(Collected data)
>> Start

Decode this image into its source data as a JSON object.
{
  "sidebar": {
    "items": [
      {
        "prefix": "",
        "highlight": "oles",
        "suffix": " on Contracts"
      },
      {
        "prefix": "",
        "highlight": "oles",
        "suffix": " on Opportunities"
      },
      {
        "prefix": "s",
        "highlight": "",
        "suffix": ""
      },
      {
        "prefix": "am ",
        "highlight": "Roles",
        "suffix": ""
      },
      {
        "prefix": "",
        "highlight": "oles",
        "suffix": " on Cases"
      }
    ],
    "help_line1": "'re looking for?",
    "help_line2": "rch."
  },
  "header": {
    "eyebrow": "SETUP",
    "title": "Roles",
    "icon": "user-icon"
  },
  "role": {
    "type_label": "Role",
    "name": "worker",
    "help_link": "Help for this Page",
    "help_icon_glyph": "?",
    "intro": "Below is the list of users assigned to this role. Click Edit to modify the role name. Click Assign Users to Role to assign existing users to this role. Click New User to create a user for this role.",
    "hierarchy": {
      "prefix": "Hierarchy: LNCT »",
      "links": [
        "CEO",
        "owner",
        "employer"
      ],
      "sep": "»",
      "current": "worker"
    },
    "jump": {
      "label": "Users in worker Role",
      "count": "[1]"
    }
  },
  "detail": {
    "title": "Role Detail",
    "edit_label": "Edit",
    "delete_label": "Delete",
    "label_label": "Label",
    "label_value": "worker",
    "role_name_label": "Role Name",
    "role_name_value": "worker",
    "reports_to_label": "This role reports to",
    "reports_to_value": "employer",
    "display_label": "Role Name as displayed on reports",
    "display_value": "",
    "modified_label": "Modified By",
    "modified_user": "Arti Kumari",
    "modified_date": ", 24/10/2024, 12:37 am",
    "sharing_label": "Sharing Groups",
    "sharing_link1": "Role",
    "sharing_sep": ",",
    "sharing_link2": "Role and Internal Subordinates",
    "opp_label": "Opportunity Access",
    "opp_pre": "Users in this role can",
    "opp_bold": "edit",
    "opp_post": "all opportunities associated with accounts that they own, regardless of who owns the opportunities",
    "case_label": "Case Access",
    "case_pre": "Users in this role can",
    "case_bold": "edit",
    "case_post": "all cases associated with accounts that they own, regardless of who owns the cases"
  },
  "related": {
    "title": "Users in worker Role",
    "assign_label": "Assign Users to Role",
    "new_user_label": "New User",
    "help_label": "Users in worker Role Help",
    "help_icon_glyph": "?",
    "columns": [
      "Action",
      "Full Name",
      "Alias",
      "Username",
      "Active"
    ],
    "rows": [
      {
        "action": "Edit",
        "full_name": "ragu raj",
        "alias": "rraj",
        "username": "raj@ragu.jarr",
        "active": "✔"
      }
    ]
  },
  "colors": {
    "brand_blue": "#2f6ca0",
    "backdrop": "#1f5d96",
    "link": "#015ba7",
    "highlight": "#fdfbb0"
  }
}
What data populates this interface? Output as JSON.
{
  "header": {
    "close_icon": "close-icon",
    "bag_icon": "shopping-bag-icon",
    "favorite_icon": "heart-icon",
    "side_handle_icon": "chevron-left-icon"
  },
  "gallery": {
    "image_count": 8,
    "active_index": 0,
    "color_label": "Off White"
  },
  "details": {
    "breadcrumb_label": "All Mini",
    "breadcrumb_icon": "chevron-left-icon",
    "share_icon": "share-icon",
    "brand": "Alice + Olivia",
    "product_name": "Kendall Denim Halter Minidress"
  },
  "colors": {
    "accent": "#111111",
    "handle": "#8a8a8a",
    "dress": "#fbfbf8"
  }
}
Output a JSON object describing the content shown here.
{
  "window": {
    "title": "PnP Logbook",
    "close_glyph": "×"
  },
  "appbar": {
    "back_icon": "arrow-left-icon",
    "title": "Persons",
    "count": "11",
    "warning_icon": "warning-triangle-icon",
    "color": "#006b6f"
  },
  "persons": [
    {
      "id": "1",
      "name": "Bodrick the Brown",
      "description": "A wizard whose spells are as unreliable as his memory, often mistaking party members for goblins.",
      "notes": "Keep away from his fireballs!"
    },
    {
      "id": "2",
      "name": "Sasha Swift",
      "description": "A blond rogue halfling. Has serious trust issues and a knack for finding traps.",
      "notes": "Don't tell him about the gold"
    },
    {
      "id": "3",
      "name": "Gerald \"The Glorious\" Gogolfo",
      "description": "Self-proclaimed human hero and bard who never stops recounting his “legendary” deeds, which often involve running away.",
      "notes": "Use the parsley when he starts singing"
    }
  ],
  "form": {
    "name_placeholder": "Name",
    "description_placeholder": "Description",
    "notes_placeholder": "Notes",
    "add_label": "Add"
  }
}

>> End

## What is asked
Copy out each line exactly as written.

## Worked solution
Decode this image into its source data as a JSON object.
{
  "sidebar": {
    "items": [
      {
        "prefix": "",
        "highlight": "oles",
        "suffix": " on Contracts"
      },
      {
        "prefix": "",
        "highlight": "oles",
        "suffix": " on Opportunities"
      },
      {
        "prefix": "s",
        "highlight": "",
        "suffix": ""
      },
      {
        "prefix": "am ",
        "highlight": "Roles",
        "suffix": ""
      },
      {
        "prefix": "",
        "highlight": "oles",
        "suffix": " on Cases"
      }
    ],
    "help_line1": "'re looking for?",
    "help_line2": "rch."
  },
  "header": {
    "eyebrow": "SETUP",
    "title": "Roles",
    "icon": "user-icon"
  },
  "role": {
    "type_label": "Role",
    "name": "worker",
    "help_link": "Help for this Page",
    "help_icon_glyph": "?",
    "intro": "Below is the list of users assigned to this role. Click Edit to modify the role name. Click Assign Users to Role to assign existing users to this role. Click New User to create a user for this role.",
    "hierarchy": {
      "prefix": "Hierarchy: LNCT »",
      "links": [
        "CEO",
        "owner",
        "employer"
      ],
      "sep": "»",
      "current": "worker"
    },
    "jump": {
      "label": "Users in worker Role",
      "count": "[1]"
    }
  },
  "detail": {
    "title": "Role Detail",
    "edit_label": "Edit",
    "delete_label": "Delete",
    "label_label": "Label",
    "label_value": "worker",
    "role_name_label": "Role Name",
    "role_name_value": "worker",
    "reports_to_label": "This role reports to",
    "reports_to_value": "employer",
    "display_label": "Role Name as displayed on reports",
    "display_value": "",
    "modified_label": "Modified By",
    "modified_user": "Arti Kumari",
    "modified_date": ", 24/10/2024, 12:37 am",
    "sharing_label": "Sharing Groups",
    "sharing_link1": "Role",
    "sharing_sep": ",",
    "sharing_link2": "Role and Internal Subordinates",
    "opp_label": "Opportunity Access",
    "opp_pre": "Users in this role can",
    "opp_bold": "edit",
    "opp_post": "all opportunities associated with accounts that they own, regardless of who owns the opportunities",
    "case_label": "Case Access",
    "case_pre": "Users in this role can",
    "case_bold": "edit",
    "case_post": "all cases associated with accounts that they own, regardless of who owns the cases"
  },
  "related": {
    "title": "Users in worker Role",
    "assign_label": "Assign Users to Role",
    "new_user_label": "New User",
    "help_label": "Users in worker Role Help",
    "help_icon_glyph": "?",
    "columns": [
      "Action",
      "Full Name",
      "Alias",
      "Username",
      "Active"
    ],
    "rows": [
      {
        "action": "Edit",
        "full_name": "ragu raj",
        "alias": "rraj",
        "username": "raj@ragu.jarr",
        "active": "✔"
      }
    ]
  },
  "colors": {
    "brand_blue": "#2f6ca0",
    "backdrop": "#1f5d96",
    "link": "#015ba7",
    "highlight": "#fdfbb0"
  }
}
What data populates this interface? Output as JSON.
{
  "header": {
    "close_icon": "close-icon",
    "bag_icon": "shopping-bag-icon",
    "favorite_icon": "heart-icon",
    "side_handle_icon": "chevron-left-icon"
  },
  "gallery": {
    "image_count": 8,
    "active_index": 0,
    "color_label": "Off White"
  },
  "details": {
    "breadcrumb_label": "All Mini",
    "breadcrumb_icon": "chevron-left-icon",
    "share_icon": "share-icon",
    "brand": "Alice + Olivia",
    "product_name": "Kendall Denim Halter Minidress"
  },
  "colors": {
    "accent": "#111111",
    "handle": "#8a8a8a",
    "dress": "#fbfbf8"
  }
}
Output a JSON object describing the content shown here.
{
  "window": {
    "title": "PnP Logbook",
    "close_glyph": "×"
  },
  "appbar": {
    "back_icon": "arrow-left-icon",
    "title": "Persons",
    "count": "11",
    "warning_icon": "warning-triangle-icon",
    "color": "#006b6f"
  },
  "persons": [
    {
      "id": "1",
      "name": "Bodrick the Brown",
      "description": "A wizard whose spells are as unreliable as his memory, often mistaking party members for goblins.",
      "notes": "Keep away from his fireballs!"
    },
    {
      "id": "2",
      "name": "Sasha Swift",
      "description": "A blond rogue halfling. Has serious trust issues and a knack for finding traps.",
      "notes": "Don't tell him about the gold"
    },
    {
      "id": "3",
      "name": "Gerald \"The Glorious\" Gogolfo",
      "description": "Self-proclaimed human hero and bard who never stops recounting his “legendary” deeds, which often involve running away.",
      "notes": "Use the parsley when he starts singing"
    }
  ],
  "form": {
    "name_placeholder": "Name",
    "description_placeholder": "Description",
    "notes_placeholder": "Notes",
    "add_label": "Add"
  }
}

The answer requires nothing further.